» **Task goal**
Write the records out again, keeping each line exactly as it is.
::::::::::
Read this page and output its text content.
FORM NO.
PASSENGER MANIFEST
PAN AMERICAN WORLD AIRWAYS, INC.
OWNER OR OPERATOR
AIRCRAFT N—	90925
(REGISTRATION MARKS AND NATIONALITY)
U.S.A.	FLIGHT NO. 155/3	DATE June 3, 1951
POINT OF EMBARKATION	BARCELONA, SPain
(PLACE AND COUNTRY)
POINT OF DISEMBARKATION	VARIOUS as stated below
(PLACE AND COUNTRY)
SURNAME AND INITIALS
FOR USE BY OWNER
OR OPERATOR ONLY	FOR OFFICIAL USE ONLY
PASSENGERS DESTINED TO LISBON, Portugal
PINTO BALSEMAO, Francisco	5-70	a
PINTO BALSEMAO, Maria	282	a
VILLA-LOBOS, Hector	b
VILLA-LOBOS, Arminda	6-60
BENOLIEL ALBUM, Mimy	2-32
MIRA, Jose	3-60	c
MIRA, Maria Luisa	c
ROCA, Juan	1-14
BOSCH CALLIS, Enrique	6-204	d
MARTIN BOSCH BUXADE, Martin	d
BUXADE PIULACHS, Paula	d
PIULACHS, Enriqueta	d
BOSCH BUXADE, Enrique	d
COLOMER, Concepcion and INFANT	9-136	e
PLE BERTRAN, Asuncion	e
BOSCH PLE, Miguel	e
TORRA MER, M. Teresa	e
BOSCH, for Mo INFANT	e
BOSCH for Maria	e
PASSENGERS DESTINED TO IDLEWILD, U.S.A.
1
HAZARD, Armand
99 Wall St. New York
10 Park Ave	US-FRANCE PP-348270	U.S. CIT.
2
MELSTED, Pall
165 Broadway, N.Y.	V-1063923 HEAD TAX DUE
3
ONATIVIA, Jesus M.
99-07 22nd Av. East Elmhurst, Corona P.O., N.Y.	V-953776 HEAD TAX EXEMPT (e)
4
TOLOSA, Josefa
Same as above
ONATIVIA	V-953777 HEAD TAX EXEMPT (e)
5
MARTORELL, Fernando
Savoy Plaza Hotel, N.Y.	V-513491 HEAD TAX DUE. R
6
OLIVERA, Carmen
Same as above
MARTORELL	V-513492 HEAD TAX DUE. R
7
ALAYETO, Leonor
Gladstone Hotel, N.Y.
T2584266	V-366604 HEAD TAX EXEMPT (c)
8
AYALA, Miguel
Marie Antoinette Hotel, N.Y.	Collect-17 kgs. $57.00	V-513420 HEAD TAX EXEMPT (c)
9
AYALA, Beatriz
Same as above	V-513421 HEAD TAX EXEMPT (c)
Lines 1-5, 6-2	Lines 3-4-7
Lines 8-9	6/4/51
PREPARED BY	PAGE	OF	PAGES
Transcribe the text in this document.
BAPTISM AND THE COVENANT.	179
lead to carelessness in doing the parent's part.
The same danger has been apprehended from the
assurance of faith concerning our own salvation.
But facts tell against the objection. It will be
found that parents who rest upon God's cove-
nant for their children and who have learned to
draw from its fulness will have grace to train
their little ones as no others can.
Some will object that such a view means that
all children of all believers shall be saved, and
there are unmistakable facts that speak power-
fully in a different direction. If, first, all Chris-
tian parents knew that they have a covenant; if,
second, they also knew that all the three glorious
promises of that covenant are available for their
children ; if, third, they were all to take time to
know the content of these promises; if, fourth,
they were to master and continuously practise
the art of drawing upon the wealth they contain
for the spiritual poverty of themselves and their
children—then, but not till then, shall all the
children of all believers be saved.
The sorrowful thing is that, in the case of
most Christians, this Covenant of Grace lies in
::::::::::
» **Solution for this problem**
Read this page and output its text content.
FORM NO.
PASSENGER MANIFEST
PAN AMERICAN WORLD AIRWAYS, INC.
OWNER OR OPERATOR
AIRCRAFT N—	90925
(REGISTRATION MARKS AND NATIONALITY)
U.S.A.	FLIGHT NO. 155/3	DATE June 3, 1951
POINT OF EMBARKATION	BARCELONA, SPain
(PLACE AND COUNTRY)
POINT OF DISEMBARKATION	VARIOUS as stated below
(PLACE AND COUNTRY)
SURNAME AND INITIALS
FOR USE BY OWNER
OR OPERATOR ONLY	FOR OFFICIAL USE ONLY
PASSENGERS DESTINED TO LISBON, Portugal
PINTO BALSEMAO, Francisco	5-70	a
PINTO BALSEMAO, Maria	282	a
VILLA-LOBOS, Hector	b
VILLA-LOBOS, Arminda	6-60
BENOLIEL ALBUM, Mimy	2-32
MIRA, Jose	3-60	c
MIRA, Maria Luisa	c
ROCA, Juan	1-14
BOSCH CALLIS, Enrique	6-204	d
MARTIN BOSCH BUXADE, Martin	d
BUXADE PIULACHS, Paula	d
PIULACHS, Enriqueta	d
BOSCH BUXADE, Enrique	d
COLOMER, Concepcion and INFANT	9-136	e
PLE BERTRAN, Asuncion	e
BOSCH PLE, Miguel	e
TORRA MER, M. Teresa	e
BOSCH, for Mo INFANT	e
BOSCH for Maria	e
PASSENGERS DESTINED TO IDLEWILD, U.S.A.
1
HAZARD, Armand
99 Wall St. New York
10 Park Ave	US-FRANCE PP-348270	U.S. CIT.
2
MELSTED, Pall
165 Broadway, N.Y.	V-1063923 HEAD TAX DUE
3
ONATIVIA, Jesus M.
99-07 22nd Av. East Elmhurst, Corona P.O., N.Y.	V-953776 HEAD TAX EXEMPT (e)
4
TOLOSA, Josefa
Same as above
ONATIVIA	V-953777 HEAD TAX EXEMPT (e)
5
MARTORELL, Fernando
Savoy Plaza Hotel, N.Y.	V-513491 HEAD TAX DUE. R
6
OLIVERA, Carmen
Same as above
MARTORELL	V-513492 HEAD TAX DUE. R
7
ALAYETO, Leonor
Gladstone Hotel, N.Y.
T2584266	V-366604 HEAD TAX EXEMPT (c)
8
AYALA, Miguel
Marie Antoinette Hotel, N.Y.	Collect-17 kgs. $57.00	V-513420 HEAD TAX EXEMPT (c)
9
AYALA, Beatriz
Same as above	V-513421 HEAD TAX EXEMPT (c)
Lines 1-5, 6-2	Lines 3-4-7
Lines 8-9	6/4/51
PREPARED BY	PAGE	OF	PAGES
Transcribe the text in this document.
BAPTISM AND THE COVENANT.	179
lead to carelessness in doing the parent's part.
The same danger has been apprehended from the
assurance of faith concerning our own salvation.
But facts tell against the objection. It will be
found that parents who rest upon God's cove-
nant for their children and who have learned to
draw from its fulness will have grace to train
their little ones as no others can.
Some will object that such a view means that
all children of all believers shall be saved, and
there are unmistakable facts that speak power-
fully in a different direction. If, first, all Chris-
tian parents knew that they have a covenant; if,
second, they also knew that all the three glorious
promises of that covenant are available for their
children ; if, third, they were all to take time to
know the content of these promises; if, fourth,
they were to master and continuously practise
the art of drawing upon the wealth they contain
for the spiritual poverty of themselves and their
children—then, but not till then, shall all the
children of all believers be saved.
The sorrowful thing is that, in the case of
most Christians, this Covenant of Grace lies in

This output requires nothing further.